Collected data
◇ ◇ ◇

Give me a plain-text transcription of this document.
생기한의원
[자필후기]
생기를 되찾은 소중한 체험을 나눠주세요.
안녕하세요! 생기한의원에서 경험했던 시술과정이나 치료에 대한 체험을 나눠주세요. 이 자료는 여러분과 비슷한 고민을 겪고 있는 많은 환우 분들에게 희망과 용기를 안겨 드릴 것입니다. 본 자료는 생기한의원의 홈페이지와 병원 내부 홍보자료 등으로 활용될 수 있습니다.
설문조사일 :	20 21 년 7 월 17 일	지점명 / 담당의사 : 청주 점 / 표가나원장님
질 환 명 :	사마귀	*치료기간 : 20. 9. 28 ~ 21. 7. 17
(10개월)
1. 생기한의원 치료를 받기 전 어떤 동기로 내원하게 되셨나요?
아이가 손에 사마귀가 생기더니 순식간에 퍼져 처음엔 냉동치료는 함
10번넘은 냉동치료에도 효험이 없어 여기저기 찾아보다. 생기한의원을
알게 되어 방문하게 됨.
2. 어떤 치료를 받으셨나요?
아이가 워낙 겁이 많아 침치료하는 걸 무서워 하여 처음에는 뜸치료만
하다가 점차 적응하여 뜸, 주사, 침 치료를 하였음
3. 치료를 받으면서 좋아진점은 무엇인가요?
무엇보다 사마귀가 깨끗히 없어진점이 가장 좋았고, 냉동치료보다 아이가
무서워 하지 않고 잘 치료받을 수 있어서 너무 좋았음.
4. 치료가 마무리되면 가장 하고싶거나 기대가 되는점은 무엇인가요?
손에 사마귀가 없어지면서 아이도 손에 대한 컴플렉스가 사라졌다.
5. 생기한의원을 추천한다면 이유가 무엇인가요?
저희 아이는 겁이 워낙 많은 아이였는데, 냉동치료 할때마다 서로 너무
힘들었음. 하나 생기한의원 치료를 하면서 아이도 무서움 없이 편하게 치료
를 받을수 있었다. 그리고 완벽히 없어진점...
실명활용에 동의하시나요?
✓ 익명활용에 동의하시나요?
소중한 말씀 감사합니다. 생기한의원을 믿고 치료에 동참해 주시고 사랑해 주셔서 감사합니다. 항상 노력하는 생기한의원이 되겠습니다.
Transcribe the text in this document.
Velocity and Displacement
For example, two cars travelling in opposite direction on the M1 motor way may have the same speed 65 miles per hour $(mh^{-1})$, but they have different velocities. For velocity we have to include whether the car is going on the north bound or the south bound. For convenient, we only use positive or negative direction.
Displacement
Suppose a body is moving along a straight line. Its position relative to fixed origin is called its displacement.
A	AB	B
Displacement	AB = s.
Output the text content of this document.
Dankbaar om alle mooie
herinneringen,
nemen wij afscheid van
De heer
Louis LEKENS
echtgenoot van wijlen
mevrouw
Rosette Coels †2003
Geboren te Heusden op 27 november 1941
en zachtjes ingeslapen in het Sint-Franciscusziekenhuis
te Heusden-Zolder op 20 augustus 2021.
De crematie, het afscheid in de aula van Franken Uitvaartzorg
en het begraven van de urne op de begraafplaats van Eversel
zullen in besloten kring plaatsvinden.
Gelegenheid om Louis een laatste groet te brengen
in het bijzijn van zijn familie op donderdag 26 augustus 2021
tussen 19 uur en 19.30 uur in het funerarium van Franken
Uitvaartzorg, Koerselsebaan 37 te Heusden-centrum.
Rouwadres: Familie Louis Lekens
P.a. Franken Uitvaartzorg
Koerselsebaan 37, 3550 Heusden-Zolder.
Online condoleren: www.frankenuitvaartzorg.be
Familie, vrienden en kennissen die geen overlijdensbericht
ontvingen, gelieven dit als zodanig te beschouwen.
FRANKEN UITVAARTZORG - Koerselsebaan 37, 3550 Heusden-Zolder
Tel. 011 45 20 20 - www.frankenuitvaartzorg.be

◇ ◇ ◇

● THE REQUEST: Write the data back out verbatim.

● RESPONSE FOR THIS EXERCISE:
Give me a plain-text transcription of this document.
생기한의원
[자필후기]
생기를 되찾은 소중한 체험을 나눠주세요.
안녕하세요! 생기한의원에서 경험했던 시술과정이나 치료에 대한 체험을 나눠주세요. 이 자료는 여러분과 비슷한 고민을 겪고 있는 많은 환우 분들에게 희망과 용기를 안겨 드릴 것입니다. 본 자료는 생기한의원의 홈페이지와 병원 내부 홍보자료 등으로 활용될 수 있습니다.
설문조사일 :	20 21 년 7 월 17 일	지점명 / 담당의사 : 청주 점 / 표가나원장님
질 환 명 :	사마귀	*치료기간 : 20. 9. 28 ~ 21. 7. 17
(10개월)
1. 생기한의원 치료를 받기 전 어떤 동기로 내원하게 되셨나요?
아이가 손에 사마귀가 생기더니 순식간에 퍼져 처음엔 냉동치료는 함
10번넘은 냉동치료에도 효험이 없어 여기저기 찾아보다. 생기한의원을
알게 되어 방문하게 됨.
2. 어떤 치료를 받으셨나요?
아이가 워낙 겁이 많아 침치료하는 걸 무서워 하여 처음에는 뜸치료만
하다가 점차 적응하여 뜸, 주사, 침 치료를 하였음
3. 치료를 받으면서 좋아진점은 무엇인가요?
무엇보다 사마귀가 깨끗히 없어진점이 가장 좋았고, 냉동치료보다 아이가
무서워 하지 않고 잘 치료받을 수 있어서 너무 좋았음.
4. 치료가 마무리되면 가장 하고싶거나 기대가 되는점은 무엇인가요?
손에 사마귀가 없어지면서 아이도 손에 대한 컴플렉스가 사라졌다.
5. 생기한의원을 추천한다면 이유가 무엇인가요?
저희 아이는 겁이 워낙 많은 아이였는데, 냉동치료 할때마다 서로 너무
힘들었음. 하나 생기한의원 치료를 하면서 아이도 무서움 없이 편하게 치료
를 받을수 있었다. 그리고 완벽히 없어진점...
실명활용에 동의하시나요?
✓ 익명활용에 동의하시나요?
소중한 말씀 감사합니다. 생기한의원을 믿고 치료에 동참해 주시고 사랑해 주셔서 감사합니다. 항상 노력하는 생기한의원이 되겠습니다.
Transcribe the text in this document.
Velocity and Displacement
For example, two cars travelling in opposite direction on the M1 motor way may have the same speed 65 miles per hour $(mh^{-1})$, but they have different velocities. For velocity we have to include whether the car is going on the north bound or the south bound. For convenient, we only use positive or negative direction.
Displacement
Suppose a body is moving along a straight line. Its position relative to fixed origin is called its displacement.
A	AB	B
Displacement	AB = s.
Output the text content of this document.
Dankbaar om alle mooie
herinneringen,
nemen wij afscheid van
De heer
Louis LEKENS
echtgenoot van wijlen
mevrouw
Rosette Coels †2003
Geboren te Heusden op 27 november 1941
en zachtjes ingeslapen in het Sint-Franciscusziekenhuis
te Heusden-Zolder op 20 augustus 2021.
De crematie, het afscheid in de aula van Franken Uitvaartzorg
en het begraven van de urne op de begraafplaats van Eversel
zullen in besloten kring plaatsvinden.
Gelegenheid om Louis een laatste groet te brengen
in het bijzijn van zijn familie op donderdag 26 augustus 2021
tussen 19 uur en 19.30 uur in het funerarium van Franken
Uitvaartzorg, Koerselsebaan 37 te Heusden-centrum.
Rouwadres: Familie Louis Lekens
P.a. Franken Uitvaartzorg
Koerselsebaan 37, 3550 Heusden-Zolder.
Online condoleren: www.frankenuitvaartzorg.be
Familie, vrienden en kennissen die geen overlijdensbericht
ontvingen, gelieven dit als zodanig te beschouwen.
FRANKEN UITVAARTZORG - Koerselsebaan 37, 3550 Heusden-Zolder
Tel. 011 45 20 20 - www.frankenuitvaartzorg.be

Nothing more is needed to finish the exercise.